Dataset items:

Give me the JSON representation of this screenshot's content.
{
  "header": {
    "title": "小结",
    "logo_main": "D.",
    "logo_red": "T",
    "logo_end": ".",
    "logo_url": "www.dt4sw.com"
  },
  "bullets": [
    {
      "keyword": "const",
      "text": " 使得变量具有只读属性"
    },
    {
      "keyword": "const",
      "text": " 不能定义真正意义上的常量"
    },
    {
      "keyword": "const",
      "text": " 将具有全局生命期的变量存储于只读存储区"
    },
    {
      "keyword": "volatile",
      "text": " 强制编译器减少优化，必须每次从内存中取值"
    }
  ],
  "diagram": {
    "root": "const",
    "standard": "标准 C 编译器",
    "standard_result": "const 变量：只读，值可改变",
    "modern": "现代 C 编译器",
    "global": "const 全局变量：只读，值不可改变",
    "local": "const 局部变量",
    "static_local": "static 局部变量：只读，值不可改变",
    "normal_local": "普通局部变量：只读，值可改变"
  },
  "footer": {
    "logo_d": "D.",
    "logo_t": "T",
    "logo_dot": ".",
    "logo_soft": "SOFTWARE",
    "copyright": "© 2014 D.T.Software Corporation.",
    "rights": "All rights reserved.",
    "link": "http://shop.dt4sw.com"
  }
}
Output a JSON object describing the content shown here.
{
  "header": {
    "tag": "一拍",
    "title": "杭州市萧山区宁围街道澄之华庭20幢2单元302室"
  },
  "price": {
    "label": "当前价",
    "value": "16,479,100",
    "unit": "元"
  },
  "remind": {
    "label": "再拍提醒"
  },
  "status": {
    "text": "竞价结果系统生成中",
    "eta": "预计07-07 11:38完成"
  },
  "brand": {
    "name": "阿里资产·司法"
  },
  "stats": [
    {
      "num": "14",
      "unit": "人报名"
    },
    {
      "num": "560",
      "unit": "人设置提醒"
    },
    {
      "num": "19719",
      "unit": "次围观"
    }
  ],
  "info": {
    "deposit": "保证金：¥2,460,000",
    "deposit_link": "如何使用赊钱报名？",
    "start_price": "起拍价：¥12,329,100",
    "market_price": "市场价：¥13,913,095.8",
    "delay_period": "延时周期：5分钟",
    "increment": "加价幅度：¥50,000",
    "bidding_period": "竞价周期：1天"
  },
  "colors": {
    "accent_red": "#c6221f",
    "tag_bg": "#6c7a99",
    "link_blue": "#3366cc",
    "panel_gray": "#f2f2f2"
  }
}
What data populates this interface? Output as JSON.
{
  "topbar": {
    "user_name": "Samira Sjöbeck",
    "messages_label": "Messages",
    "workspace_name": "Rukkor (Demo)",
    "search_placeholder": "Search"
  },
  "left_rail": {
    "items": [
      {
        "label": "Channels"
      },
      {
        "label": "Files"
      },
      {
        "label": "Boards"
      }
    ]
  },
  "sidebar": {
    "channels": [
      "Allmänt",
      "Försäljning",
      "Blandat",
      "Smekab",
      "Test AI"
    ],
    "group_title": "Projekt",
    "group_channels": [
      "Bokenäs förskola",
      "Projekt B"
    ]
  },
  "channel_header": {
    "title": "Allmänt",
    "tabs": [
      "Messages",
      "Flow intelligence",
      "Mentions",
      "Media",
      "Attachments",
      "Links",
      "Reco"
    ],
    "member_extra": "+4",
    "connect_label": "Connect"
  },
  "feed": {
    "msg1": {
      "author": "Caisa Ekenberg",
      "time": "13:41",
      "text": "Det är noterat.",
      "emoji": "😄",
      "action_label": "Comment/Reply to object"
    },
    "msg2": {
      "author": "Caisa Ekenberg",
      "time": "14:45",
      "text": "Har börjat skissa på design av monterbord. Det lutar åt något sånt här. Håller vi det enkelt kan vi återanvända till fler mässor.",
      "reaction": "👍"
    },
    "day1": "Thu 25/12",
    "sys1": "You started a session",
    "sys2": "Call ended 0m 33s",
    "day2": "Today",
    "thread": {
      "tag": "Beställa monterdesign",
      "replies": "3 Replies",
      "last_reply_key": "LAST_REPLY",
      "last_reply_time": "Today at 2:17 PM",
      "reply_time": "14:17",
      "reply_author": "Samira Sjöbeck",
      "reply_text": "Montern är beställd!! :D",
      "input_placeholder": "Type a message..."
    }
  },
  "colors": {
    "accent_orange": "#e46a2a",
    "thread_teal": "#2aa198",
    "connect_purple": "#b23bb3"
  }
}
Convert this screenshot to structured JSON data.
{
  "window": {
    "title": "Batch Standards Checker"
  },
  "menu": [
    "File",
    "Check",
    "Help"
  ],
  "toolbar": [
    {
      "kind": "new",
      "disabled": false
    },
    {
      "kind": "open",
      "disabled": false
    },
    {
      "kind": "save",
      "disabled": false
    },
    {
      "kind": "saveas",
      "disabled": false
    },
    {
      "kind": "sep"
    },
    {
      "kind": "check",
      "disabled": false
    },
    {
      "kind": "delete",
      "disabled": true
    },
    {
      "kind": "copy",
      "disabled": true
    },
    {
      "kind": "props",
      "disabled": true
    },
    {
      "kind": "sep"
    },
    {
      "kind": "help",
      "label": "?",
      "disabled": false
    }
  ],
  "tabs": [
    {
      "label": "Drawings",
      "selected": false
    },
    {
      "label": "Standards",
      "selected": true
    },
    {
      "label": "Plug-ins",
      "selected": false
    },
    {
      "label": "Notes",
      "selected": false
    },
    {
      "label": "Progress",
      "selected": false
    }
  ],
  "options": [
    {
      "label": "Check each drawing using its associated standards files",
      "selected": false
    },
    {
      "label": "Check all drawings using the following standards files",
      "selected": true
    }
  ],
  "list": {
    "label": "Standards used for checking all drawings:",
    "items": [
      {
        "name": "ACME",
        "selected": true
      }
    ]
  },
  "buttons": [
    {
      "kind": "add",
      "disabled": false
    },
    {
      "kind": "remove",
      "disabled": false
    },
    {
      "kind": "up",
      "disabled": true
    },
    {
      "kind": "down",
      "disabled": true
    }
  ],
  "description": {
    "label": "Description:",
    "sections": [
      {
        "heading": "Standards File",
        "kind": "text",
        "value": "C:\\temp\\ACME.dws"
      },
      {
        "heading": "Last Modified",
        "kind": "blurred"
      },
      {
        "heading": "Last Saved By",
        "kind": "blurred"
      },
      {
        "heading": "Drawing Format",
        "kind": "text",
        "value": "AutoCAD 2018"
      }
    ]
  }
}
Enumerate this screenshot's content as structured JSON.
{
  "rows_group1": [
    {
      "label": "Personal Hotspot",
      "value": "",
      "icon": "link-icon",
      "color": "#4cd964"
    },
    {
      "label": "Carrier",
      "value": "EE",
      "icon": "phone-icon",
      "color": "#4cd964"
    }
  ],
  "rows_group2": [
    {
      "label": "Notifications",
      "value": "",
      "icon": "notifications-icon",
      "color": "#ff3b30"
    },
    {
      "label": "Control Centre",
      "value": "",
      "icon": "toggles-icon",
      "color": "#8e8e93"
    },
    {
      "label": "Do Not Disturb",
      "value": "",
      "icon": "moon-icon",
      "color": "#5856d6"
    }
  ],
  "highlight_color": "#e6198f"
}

▶ **Directions for this task**: Transcribe every record above exactly as it appears.

▶ **Finished answer**:
Give me the JSON representation of this screenshot's content.
{
  "header": {
    "title": "小结",
    "logo_main": "D.",
    "logo_red": "T",
    "logo_end": ".",
    "logo_url": "www.dt4sw.com"
  },
  "bullets": [
    {
      "keyword": "const",
      "text": " 使得变量具有只读属性"
    },
    {
      "keyword": "const",
      "text": " 不能定义真正意义上的常量"
    },
    {
      "keyword": "const",
      "text": " 将具有全局生命期的变量存储于只读存储区"
    },
    {
      "keyword": "volatile",
      "text": " 强制编译器减少优化，必须每次从内存中取值"
    }
  ],
  "diagram": {
    "root": "const",
    "standard": "标准 C 编译器",
    "standard_result": "const 变量：只读，值可改变",
    "modern": "现代 C 编译器",
    "global": "const 全局变量：只读，值不可改变",
    "local": "const 局部变量",
    "static_local": "static 局部变量：只读，值不可改变",
    "normal_local": "普通局部变量：只读，值可改变"
  },
  "footer": {
    "logo_d": "D.",
    "logo_t": "T",
    "logo_dot": ".",
    "logo_soft": "SOFTWARE",
    "copyright": "© 2014 D.T.Software Corporation.",
    "rights": "All rights reserved.",
    "link": "http://shop.dt4sw.com"
  }
}
Output a JSON object describing the content shown here.
{
  "header": {
    "tag": "一拍",
    "title": "杭州市萧山区宁围街道澄之华庭20幢2单元302室"
  },
  "price": {
    "label": "当前价",
    "value": "16,479,100",
    "unit": "元"
  },
  "remind": {
    "label": "再拍提醒"
  },
  "status": {
    "text": "竞价结果系统生成中",
    "eta": "预计07-07 11:38完成"
  },
  "brand": {
    "name": "阿里资产·司法"
  },
  "stats": [
    {
      "num": "14",
      "unit": "人报名"
    },
    {
      "num": "560",
      "unit": "人设置提醒"
    },
    {
      "num": "19719",
      "unit": "次围观"
    }
  ],
  "info": {
    "deposit": "保证金：¥2,460,000",
    "deposit_link": "如何使用赊钱报名？",
    "start_price": "起拍价：¥12,329,100",
    "market_price": "市场价：¥13,913,095.8",
    "delay_period": "延时周期：5分钟",
    "increment": "加价幅度：¥50,000",
    "bidding_period": "竞价周期：1天"
  },
  "colors": {
    "accent_red": "#c6221f",
    "tag_bg": "#6c7a99",
    "link_blue": "#3366cc",
    "panel_gray": "#f2f2f2"
  }
}
What data populates this interface? Output as JSON.
{
  "topbar": {
    "user_name": "Samira Sjöbeck",
    "messages_label": "Messages",
    "workspace_name": "Rukkor (Demo)",
    "search_placeholder": "Search"
  },
  "left_rail": {
    "items": [
      {
        "label": "Channels"
      },
      {
        "label": "Files"
      },
      {
        "label": "Boards"
      }
    ]
  },
  "sidebar": {
    "channels": [
      "Allmänt",
      "Försäljning",
      "Blandat",
      "Smekab",
      "Test AI"
    ],
    "group_title": "Projekt",
    "group_channels": [
      "Bokenäs förskola",
      "Projekt B"
    ]
  },
  "channel_header": {
    "title": "Allmänt",
    "tabs": [
      "Messages",
      "Flow intelligence",
      "Mentions",
      "Media",
      "Attachments",
      "Links",
      "Reco"
    ],
    "member_extra": "+4",
    "connect_label": "Connect"
  },
  "feed": {
    "msg1": {
      "author": "Caisa Ekenberg",
      "time": "13:41",
      "text": "Det är noterat.",
      "emoji": "😄",
      "action_label": "Comment/Reply to object"
    },
    "msg2": {
      "author": "Caisa Ekenberg",
      "time": "14:45",
      "text": "Har börjat skissa på design av monterbord. Det lutar åt något sånt här. Håller vi det enkelt kan vi återanvända till fler mässor.",
      "reaction": "👍"
    },
    "day1": "Thu 25/12",
    "sys1": "You started a session",
    "sys2": "Call ended 0m 33s",
    "day2": "Today",
    "thread": {
      "tag": "Beställa monterdesign",
      "replies": "3 Replies",
      "last_reply_key": "LAST_REPLY",
      "last_reply_time": "Today at 2:17 PM",
      "reply_time": "14:17",
      "reply_author": "Samira Sjöbeck",
      "reply_text": "Montern är beställd!! :D",
      "input_placeholder": "Type a message..."
    }
  },
  "colors": {
    "accent_orange": "#e46a2a",
    "thread_teal": "#2aa198",
    "connect_purple": "#b23bb3"
  }
}
Convert this screenshot to structured JSON data.
{
  "window": {
    "title": "Batch Standards Checker"
  },
  "menu": [
    "File",
    "Check",
    "Help"
  ],
  "toolbar": [
    {
      "kind": "new",
      "disabled": false
    },
    {
      "kind": "open",
      "disabled": false
    },
    {
      "kind": "save",
      "disabled": false
    },
    {
      "kind": "saveas",
      "disabled": false
    },
    {
      "kind": "sep"
    },
    {
      "kind": "check",
      "disabled": false
    },
    {
      "kind": "delete",
      "disabled": true
    },
    {
      "kind": "copy",
      "disabled": true
    },
    {
      "kind": "props",
      "disabled": true
    },
    {
      "kind": "sep"
    },
    {
      "kind": "help",
      "label": "?",
      "disabled": false
    }
  ],
  "tabs": [
    {
      "label": "Drawings",
      "selected": false
    },
    {
      "label": "Standards",
      "selected": true
    },
    {
      "label": "Plug-ins",
      "selected": false
    },
    {
      "label": "Notes",
      "selected": false
    },
    {
      "label": "Progress",
      "selected": false
    }
  ],
  "options": [
    {
      "label": "Check each drawing using its associated standards files",
      "selected": false
    },
    {
      "label": "Check all drawings using the following standards files",
      "selected": true
    }
  ],
  "list": {
    "label": "Standards used for checking all drawings:",
    "items": [
      {
        "name": "ACME",
        "selected": true
      }
    ]
  },
  "buttons": [
    {
      "kind": "add",
      "disabled": false
    },
    {
      "kind": "remove",
      "disabled": false
    },
    {
      "kind": "up",
      "disabled": true
    },
    {
      "kind": "down",
      "disabled": true
    }
  ],
  "description": {
    "label": "Description:",
    "sections": [
      {
        "heading": "Standards File",
        "kind": "text",
        "value": "C:\\temp\\ACME.dws"
      },
      {
        "heading": "Last Modified",
        "kind": "blurred"
      },
      {
        "heading": "Last Saved By",
        "kind": "blurred"
      },
      {
        "heading": "Drawing Format",
        "kind": "text",
        "value": "AutoCAD 2018"
      }
    ]
  }
}
Enumerate this screenshot's content as structured JSON.
{
  "rows_group1": [
    {
      "label": "Personal Hotspot",
      "value": "",
      "icon": "link-icon",
      "color": "#4cd964"
    },
    {
      "label": "Carrier",
      "value": "EE",
      "icon": "phone-icon",
      "color": "#4cd964"
    }
  ],
  "rows_group2": [
    {
      "label": "Notifications",
      "value": "",
      "icon": "notifications-icon",
      "color": "#ff3b30"
    },
    {
      "label": "Control Centre",
      "value": "",
      "icon": "toggles-icon",
      "color": "#8e8e93"
    },
    {
      "label": "Do Not Disturb",
      "value": "",
      "icon": "moon-icon",
      "color": "#5856d6"
    }
  ],
  "highlight_color": "#e6198f"
}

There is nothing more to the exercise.